▶ _EXTRAIT DU DOCUMENT_
********************
On trinque avec le nucléaire! Le vin et la production ancestrale en danger.

Publié le 16 février 2015 par Plusnet


Le vin, l'un des fleurons de notre beau pays, vit ces jours-ci des heures bien sombres, surtout en région Rhône-Alpes.
Suite à leur voisinage avec des centrales nucléaires, les producteurs, constatant une mévente, tentent de trouver une solution en contournant la situation.
Le problème s'était posé pour " les coteaux du Tricastin " qui, voisinant avec la centrale du même nom, avaient vu leur notoriété se fragiliser...
Et puis est arrivé l'accident de juillet 2008, et le président du syndicat viticole, Henri Bour, propriétaire du " Domaine de Grangeneuve " a décidé d'agir.
En effet, après l'accident, les carnets de commande se vidaient, les touristes qui aimaient auparavant visiter les nobles caves se faisaient de plus en plus rares.
Alors les producteurs n'ont fait ni une ni deux, ils ont demandé aux responsables d' EDF de bien vouloir changer le nom de leur centrale, lesquels les ont éconduit avec dédain...
Il ne restait donc qu'une solution, s'incliner, et donc rebaptiser les " coteaux du Tricastin ".
À la quasi unanimité des adhérents du syndicat, il fut décidé que leur vin s'appellerait désormais " vin de pays du Comté de Grignan "...mais l' INAO (institut national de l'origine et de la qualité) veillait, et objecta que cette appellation était déjà prise. La décision finale fut donc d'y ajouter " les Adhémar " en référence à une famille du moyen-âge qui régnait à l'époque sur cette région. lien
Ainsi est née une nouvelle appellation, le " Vind'Adhémar-les-Grignan " ( lien) mais les vignes sont toujours dans le même secteur, et la centrale nucléaire du Tricastin continue de faire régulièrement des siennes.
En effet l' année 2013 a été fertile en accidents en série, et la vallée du Rhône est, avec ses 14 réacteurs nucléaires, la région la plus nucléarisée d' Europe. lien
L'année qui a suivi a malheureusement été riche en " événements " en série pour le site nucléaire, ( lien) et récemment EDF a avoué avoir menti lors du dernier " incident " en date du 31 décembre 2014. lien
Toutes ces péripéties avaient poussé Greenpeace à faire de l'humour sur le sujet en envoyant a l'ex-président de la République un camembert Flamanville, une bouteille de Tricastin, et un pot de foie gras " du Blayais ", lançant par la même occasion l' AOR (appellation d'origine radioactive). lien
Quittons le Tricastin, et " les vins d'Adhémar-les-Grignan " pour se rendre un peu plus au Nord, ou les vignerons du Bugey sont confrontés au même problème.
********************
▶ _ENREGISTREMENTS CONSERVÉS_
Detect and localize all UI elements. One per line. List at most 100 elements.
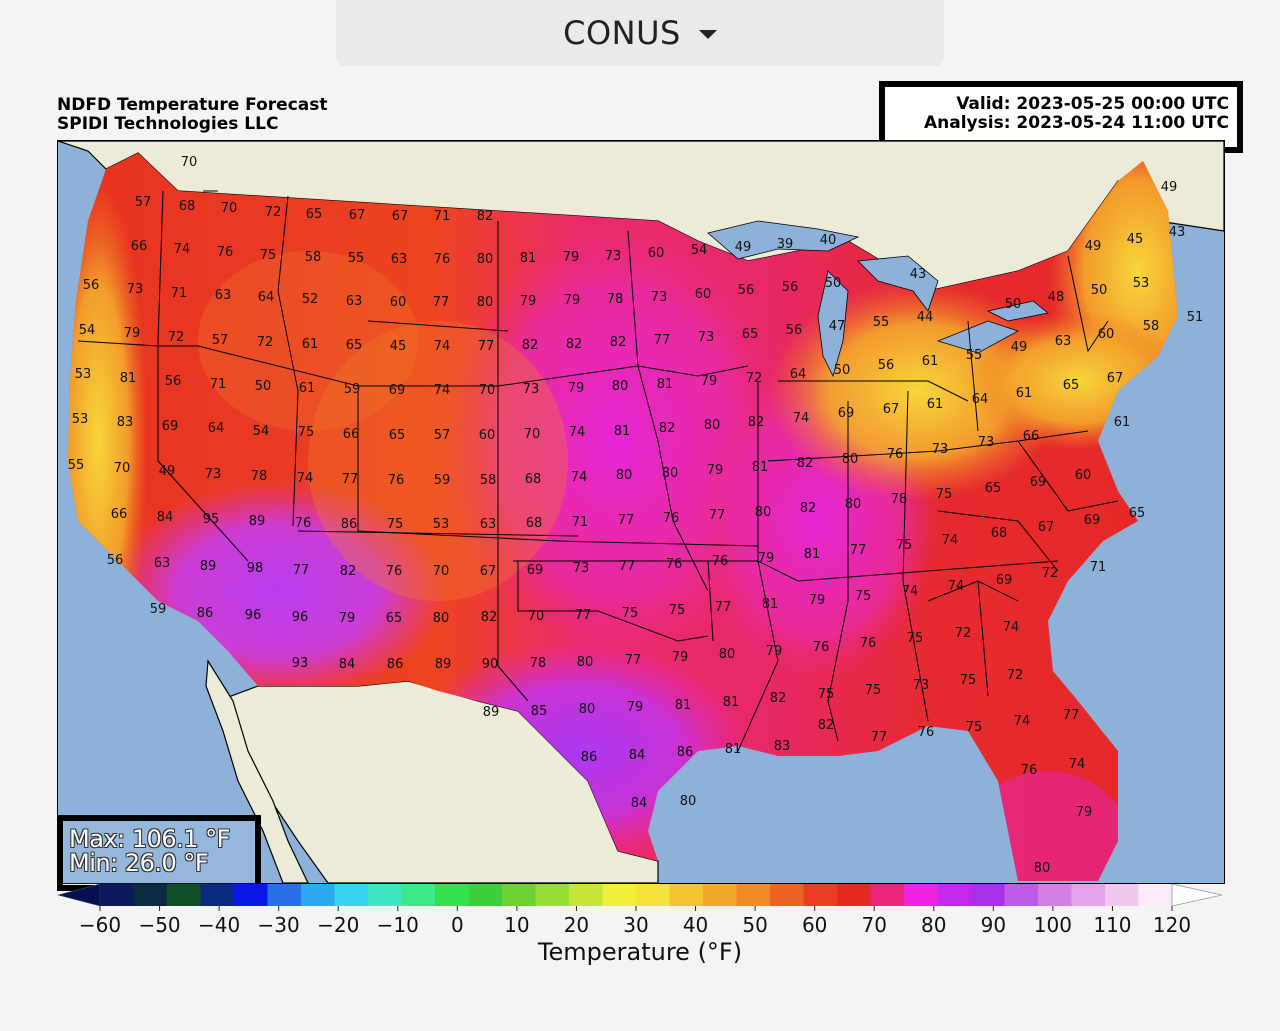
********************
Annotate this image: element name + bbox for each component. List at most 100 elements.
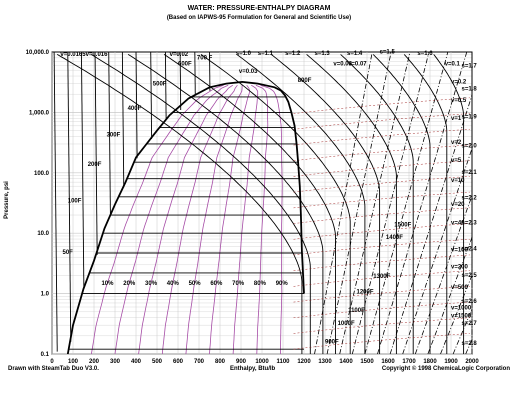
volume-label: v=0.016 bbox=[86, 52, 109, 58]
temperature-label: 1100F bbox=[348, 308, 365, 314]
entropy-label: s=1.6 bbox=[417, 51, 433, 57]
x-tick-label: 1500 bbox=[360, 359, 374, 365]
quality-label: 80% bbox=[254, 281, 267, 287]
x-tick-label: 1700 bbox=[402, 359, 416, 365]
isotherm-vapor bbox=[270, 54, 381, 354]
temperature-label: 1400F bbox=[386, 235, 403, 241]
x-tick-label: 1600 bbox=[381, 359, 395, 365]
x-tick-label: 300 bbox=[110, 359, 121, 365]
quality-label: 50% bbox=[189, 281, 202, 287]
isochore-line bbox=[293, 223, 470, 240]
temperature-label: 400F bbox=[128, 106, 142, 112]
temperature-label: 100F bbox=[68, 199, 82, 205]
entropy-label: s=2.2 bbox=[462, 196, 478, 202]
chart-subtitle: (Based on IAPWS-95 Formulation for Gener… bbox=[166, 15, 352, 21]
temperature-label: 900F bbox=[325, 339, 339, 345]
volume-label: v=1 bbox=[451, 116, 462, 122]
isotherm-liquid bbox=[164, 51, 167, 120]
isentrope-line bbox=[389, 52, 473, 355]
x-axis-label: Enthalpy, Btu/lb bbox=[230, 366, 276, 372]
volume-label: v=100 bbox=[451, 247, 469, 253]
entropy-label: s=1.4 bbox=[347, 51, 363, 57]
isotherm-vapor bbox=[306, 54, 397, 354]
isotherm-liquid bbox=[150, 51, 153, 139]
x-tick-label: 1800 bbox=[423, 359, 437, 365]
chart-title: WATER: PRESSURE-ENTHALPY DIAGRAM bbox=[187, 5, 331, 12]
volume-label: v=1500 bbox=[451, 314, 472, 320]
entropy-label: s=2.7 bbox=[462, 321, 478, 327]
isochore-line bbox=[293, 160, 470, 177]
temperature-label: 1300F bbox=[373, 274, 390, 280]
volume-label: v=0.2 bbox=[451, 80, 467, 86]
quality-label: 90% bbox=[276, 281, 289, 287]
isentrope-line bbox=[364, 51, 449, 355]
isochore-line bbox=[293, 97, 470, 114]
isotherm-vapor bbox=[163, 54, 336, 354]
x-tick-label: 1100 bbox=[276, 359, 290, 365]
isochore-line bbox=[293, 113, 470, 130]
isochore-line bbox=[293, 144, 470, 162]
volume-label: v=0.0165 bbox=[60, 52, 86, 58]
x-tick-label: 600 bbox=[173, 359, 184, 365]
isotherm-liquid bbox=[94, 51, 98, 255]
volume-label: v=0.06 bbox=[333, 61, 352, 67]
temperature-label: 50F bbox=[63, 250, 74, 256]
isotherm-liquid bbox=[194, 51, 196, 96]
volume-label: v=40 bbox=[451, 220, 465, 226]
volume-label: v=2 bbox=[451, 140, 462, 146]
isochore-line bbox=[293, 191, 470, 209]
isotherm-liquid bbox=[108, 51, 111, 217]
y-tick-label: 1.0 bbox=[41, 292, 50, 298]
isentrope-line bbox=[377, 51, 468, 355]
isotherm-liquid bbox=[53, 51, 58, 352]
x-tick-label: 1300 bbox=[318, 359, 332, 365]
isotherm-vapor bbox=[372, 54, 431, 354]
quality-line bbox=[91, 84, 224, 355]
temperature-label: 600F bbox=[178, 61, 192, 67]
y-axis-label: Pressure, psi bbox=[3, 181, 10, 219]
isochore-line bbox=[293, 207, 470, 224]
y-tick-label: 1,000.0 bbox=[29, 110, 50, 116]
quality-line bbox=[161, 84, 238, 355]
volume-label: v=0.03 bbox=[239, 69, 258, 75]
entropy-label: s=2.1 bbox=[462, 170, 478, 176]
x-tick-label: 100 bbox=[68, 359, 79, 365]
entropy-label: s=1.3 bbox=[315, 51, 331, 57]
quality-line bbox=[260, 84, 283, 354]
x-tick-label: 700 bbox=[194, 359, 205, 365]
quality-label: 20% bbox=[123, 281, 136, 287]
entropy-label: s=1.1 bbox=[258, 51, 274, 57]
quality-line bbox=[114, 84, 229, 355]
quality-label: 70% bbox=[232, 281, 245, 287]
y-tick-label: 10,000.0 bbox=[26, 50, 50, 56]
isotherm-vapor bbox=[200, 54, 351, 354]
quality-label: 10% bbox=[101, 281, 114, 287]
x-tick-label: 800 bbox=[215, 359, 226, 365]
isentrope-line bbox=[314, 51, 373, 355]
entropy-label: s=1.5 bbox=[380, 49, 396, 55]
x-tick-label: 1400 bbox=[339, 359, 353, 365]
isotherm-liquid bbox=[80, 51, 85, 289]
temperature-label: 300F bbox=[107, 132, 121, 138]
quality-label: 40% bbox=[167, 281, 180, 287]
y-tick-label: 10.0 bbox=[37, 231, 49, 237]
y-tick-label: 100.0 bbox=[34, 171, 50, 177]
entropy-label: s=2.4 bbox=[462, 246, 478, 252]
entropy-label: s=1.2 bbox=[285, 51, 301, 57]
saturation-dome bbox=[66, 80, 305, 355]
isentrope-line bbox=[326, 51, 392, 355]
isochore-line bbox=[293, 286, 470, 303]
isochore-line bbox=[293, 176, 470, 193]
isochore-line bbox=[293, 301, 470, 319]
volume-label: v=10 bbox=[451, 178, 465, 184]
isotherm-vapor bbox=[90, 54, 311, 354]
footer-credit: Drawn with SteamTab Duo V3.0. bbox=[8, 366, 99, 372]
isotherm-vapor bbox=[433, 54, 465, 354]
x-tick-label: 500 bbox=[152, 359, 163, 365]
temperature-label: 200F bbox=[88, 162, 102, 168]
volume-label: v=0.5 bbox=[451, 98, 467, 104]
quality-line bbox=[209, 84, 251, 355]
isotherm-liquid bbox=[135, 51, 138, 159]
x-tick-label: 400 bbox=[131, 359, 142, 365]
********************
▶ _CONSIGNE_
Reprenez mot pour mot le passage de l'article sur les vins du Tricastin qui va de « Le vin, l'un » jusqu'à « notoriété se fragiliser... » inclus. Pour répondre, fondez-vous uniquement sur l'extrait du document.

▶ _RÉPONSE ATTENDUE_
Le vin, l'un des fleurons de notre beau pays, vit ces jours-ci des heures bien sombres, surtout en région Rhône-Alpes.
Suite à leur voisinage avec des centrales nucléaires, les producteurs, constatant une mévente, tentent de trouver une solution en contournant la situation.
Le problème s'était posé pour " les coteaux du Tricastin " qui, voisinant avec la centrale du même nom, avaient vu leur notoriété se fragiliser...